*Your goal*:
Everything in the data should be repeated exactly, save for the images.
begin Input rows
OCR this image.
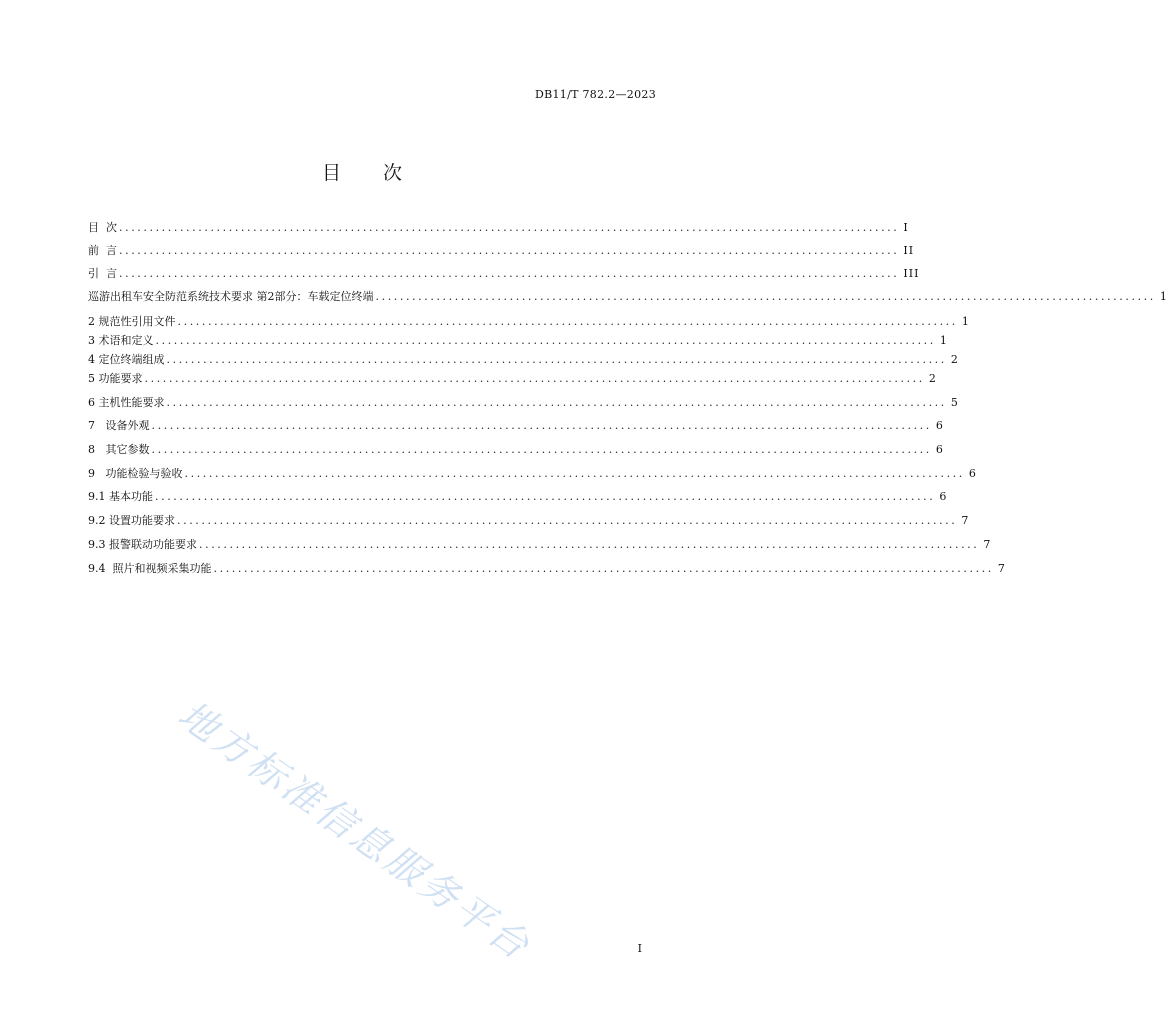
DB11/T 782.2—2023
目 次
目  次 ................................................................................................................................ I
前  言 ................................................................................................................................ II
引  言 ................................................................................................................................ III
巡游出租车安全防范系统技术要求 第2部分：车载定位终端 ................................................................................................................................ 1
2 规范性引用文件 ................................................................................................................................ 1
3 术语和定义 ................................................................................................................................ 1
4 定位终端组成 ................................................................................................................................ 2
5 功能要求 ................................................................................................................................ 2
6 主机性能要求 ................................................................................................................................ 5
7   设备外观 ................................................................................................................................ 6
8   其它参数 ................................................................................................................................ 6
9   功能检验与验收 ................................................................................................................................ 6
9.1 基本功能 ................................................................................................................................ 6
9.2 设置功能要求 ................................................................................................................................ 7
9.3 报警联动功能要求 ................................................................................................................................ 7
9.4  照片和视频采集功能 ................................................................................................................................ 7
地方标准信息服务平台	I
end Input rows
*Correct answer*:
OCR this image.
DB11/T 782.2—2023
目 次
目  次 ................................................................................................................................ I
前  言 ................................................................................................................................ II
引  言 ................................................................................................................................ III
巡游出租车安全防范系统技术要求 第2部分：车载定位终端 ................................................................................................................................ 1
2 规范性引用文件 ................................................................................................................................ 1
3 术语和定义 ................................................................................................................................ 1
4 定位终端组成 ................................................................................................................................ 2
5 功能要求 ................................................................................................................................ 2
6 主机性能要求 ................................................................................................................................ 5
7   设备外观 ................................................................................................................................ 6
8   其它参数 ................................................................................................................................ 6
9   功能检验与验收 ................................................................................................................................ 6
9.1 基本功能 ................................................................................................................................ 6
9.2 设置功能要求 ................................................................................................................................ 7
9.3 报警联动功能要求 ................................................................................................................................ 7
9.4  照片和视频采集功能 ................................................................................................................................ 7
地方标准信息服务平台	I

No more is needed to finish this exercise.